◆ **To be done**
a - Summarize the thread on painting louvered doors in two sentences.
b - List the usernames of everyone who posts in the thread on painting louvered doors.
c - Extend the thread on painting louvered doors from its final post.

# Painting louvered doors



## jsheridan (Jan 30, 2011)

Wing, what is your position here? Are you being paid to paint these or are you a store owner/manager? Louvered doors are tedious and difficult. IMO, a retail space is not exactly the place to learn how to paint them. Done right they look great, done badly, not so much. I would seriously consider hiring this job out to either a painting contractor or a spray shop that can apply a coat of bonding primer and two coats of finish in less time than it would take you to think about it. It's going to cost, but when you calculate in your time to do it, the aggravation, and the suffering of a bad finish, does it compare? Just the humble opinion of one who has prepped/painted many a louvered door in my day. If the painting of them is no problem for you, you already know how, then sand them.


----------



## Brushjockey (Mar 8, 2011)

Joe has your best answer. They are a hassle, get someone to do them right.


----------



## user1007 (Sep 23, 2009)

You risk adhesion problems if you do not scruff the surface with fine grit paper. It will take you awhile but if the doors are in good shape this may not take you so long as you think. 

You do need to prep them if you are going to paint them. There are vacuum cleaner attachments and handheld feather dusters to get at them. You will need to wash them down with something like TSP and it just takes time. As does any paint prep.

If you are doing them in place, and in the environment you describe I would use a nice angled sash brush and just take your time applying a bonding primer tinted 40-50 percent of your new darker color. Then two finish coats. You just have to work both sides of the louvers at the same time to chase any paint you cannot see from one side from dripping.

◆ **Excerpted data**
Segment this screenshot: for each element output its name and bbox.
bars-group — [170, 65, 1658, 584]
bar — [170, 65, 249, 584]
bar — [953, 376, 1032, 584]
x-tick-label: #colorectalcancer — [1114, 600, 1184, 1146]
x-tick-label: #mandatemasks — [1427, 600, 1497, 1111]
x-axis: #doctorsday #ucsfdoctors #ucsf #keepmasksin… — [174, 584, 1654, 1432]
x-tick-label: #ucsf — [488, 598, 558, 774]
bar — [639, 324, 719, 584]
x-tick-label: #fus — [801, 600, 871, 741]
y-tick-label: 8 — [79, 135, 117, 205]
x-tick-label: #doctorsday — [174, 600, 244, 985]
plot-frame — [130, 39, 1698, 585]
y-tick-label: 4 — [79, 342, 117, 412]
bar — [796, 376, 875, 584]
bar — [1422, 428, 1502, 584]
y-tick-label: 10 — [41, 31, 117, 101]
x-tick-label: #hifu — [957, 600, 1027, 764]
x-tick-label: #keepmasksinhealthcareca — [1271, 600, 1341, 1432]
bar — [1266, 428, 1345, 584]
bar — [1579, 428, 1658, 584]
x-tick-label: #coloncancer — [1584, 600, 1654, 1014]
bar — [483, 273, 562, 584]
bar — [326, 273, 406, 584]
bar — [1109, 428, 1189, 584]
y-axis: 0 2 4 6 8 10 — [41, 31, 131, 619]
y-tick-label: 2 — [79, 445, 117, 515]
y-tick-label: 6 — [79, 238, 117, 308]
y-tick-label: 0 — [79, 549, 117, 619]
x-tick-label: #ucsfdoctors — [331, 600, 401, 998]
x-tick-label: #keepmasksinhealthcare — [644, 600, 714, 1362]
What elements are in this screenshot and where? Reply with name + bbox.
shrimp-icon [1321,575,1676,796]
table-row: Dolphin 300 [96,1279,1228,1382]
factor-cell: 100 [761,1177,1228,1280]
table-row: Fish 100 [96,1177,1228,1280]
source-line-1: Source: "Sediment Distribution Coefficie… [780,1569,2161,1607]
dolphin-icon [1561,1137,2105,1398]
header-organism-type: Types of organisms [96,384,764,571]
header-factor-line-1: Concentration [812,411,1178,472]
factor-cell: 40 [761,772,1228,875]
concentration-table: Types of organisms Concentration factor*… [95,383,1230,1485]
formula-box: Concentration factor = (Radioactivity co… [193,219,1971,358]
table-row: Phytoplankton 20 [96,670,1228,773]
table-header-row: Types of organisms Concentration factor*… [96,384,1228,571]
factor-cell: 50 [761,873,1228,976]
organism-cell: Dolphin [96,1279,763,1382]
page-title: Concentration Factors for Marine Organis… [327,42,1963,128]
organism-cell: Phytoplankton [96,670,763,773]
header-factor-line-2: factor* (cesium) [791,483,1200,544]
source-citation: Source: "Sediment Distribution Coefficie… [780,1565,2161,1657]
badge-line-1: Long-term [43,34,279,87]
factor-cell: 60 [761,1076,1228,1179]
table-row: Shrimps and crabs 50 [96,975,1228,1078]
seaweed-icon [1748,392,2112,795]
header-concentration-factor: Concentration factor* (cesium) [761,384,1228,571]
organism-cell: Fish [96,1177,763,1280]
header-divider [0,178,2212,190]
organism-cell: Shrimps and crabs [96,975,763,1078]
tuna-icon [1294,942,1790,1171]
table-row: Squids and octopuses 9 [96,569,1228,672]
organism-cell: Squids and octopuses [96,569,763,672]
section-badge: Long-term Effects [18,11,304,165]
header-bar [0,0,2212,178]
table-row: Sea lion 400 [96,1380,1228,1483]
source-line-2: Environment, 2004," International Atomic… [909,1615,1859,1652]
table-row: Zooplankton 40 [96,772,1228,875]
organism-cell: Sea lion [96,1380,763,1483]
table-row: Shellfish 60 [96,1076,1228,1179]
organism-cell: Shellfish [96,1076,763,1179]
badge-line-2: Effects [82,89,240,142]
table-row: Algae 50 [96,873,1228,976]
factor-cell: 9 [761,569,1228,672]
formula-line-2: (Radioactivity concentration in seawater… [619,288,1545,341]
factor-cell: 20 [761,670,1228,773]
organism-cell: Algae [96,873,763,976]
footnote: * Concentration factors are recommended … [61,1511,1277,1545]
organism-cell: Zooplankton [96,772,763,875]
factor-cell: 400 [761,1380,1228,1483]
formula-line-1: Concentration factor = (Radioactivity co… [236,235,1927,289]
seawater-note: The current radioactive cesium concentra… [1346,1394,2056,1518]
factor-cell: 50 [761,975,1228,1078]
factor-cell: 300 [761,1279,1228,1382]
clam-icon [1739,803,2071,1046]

◆ **Outputs by task**
a - One poster calls louvered doors tedious and difficult and advises hiring a painting contractor or spray shop to apply a bonding primer and two finish coats, and a second poster agrees. A third poster explains that doing the job oneself means scuffing the surface with fine grit paper, cleaning and washing the doors with something like TSP, and then brushing on a tinted bonding primer and two finish coats while working both sides of the louvers at the same time.

b - jsheridan, Brushjockey, user1007

c -
Of course remove door handles and you might want to mask hinges so you do not bind them up with paint. 

Louver doors are one instance where I found a paint treatment product for leveling and increasing work time came in handy with waterbased paints. An oil-based alkyd product was prefered for this reason often too but I realize you cannot buy or use them in many place much. Lots of people do not like working with solvent based products either and these are for changing rooms. 

If you could take them off and have someone spray them just mark each one to match the hinges or you could be driven a little crazy refitting them.


----------



## ToolSeeker (Sep 19, 2012)

Louver doors are a royal PIA to try and brush and not get runs along the louvers, doable but PIA. To spray on site when your not sure about the room doesn't seem like a good idea. And as far as numbering the doors, one time we had a new guy come in to spray paint the doors in a high end house. There were like 40 some doors, he didn't number any. Last I heard they had been there 3 days and were still trying to fit doors.


----------



## user1007 (Sep 23, 2009)

ToolSeeker said:


> And as far as numbering the doors, one time we had a new guy come in to spray paint the doors in a high end house. There were like 40 some doors, he didn't number any. Last I heard they had been there 3 days and were still trying to fit doors.


I should not laugh but :laughing::laughing:. I had good mentors and when I argued about such things they just shouted I must be compliant or else. They did not teach me with an unmarked set of 40 louver doors job though. They taught me too well with a handful of bi-fold and louvered doors so I had to match up hinges in a couple/few places. 

How hard can it be? Tiny hinges. Each door the same size. :laughing::laughing:

The doors in a high end home were probably custom cabinetry or at least trimmed a 32second of an inch here and there "buy a finish" carpenter cleaning up after his second cousin Gus, the guy with the impressive 16p nail gun but no square or level in his truck. :thumbup:

In this case the doors are just for a fitting room setting. Chicks don't care if the doors fly open why they try on stuff.


----------



## Sir MixAlot (Apr 4, 2008)

Spray paint the doors if at all possible. :thumbsup:

If that's not an option---> Have fun! :laughing:


----------



## jsheridan (Jan 30, 2011)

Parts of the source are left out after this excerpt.